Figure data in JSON
•••

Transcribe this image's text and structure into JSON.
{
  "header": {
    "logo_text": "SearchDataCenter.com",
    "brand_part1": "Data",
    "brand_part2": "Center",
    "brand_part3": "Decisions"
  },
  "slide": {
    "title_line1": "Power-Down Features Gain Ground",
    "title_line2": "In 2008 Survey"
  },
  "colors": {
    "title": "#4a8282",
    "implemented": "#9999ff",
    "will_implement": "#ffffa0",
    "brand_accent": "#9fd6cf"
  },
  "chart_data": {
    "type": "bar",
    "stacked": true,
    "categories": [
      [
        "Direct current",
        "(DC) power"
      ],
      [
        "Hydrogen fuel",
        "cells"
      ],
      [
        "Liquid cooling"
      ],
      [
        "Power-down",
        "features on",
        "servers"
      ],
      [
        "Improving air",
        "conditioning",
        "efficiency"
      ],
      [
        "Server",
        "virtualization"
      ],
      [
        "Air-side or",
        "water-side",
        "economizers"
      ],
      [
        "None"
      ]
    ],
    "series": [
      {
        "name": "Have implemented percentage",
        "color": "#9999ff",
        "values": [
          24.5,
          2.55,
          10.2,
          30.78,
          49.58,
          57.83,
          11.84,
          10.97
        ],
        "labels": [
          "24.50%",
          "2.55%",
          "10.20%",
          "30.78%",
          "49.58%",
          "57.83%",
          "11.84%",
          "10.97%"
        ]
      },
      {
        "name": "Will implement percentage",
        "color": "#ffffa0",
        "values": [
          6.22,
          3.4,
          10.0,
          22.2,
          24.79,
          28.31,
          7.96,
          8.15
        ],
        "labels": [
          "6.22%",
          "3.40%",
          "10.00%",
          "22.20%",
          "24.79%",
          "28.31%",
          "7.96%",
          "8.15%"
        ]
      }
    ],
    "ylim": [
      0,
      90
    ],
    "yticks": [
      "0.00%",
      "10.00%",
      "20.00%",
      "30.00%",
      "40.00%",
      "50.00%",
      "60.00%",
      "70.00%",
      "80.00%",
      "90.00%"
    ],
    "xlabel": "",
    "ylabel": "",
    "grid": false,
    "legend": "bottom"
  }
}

•••

Problem details » Write out every line of the preceding listing that contains "percentage".

The solution »
        "name": "Have implemented percentage",
        "name": "Will implement percentage",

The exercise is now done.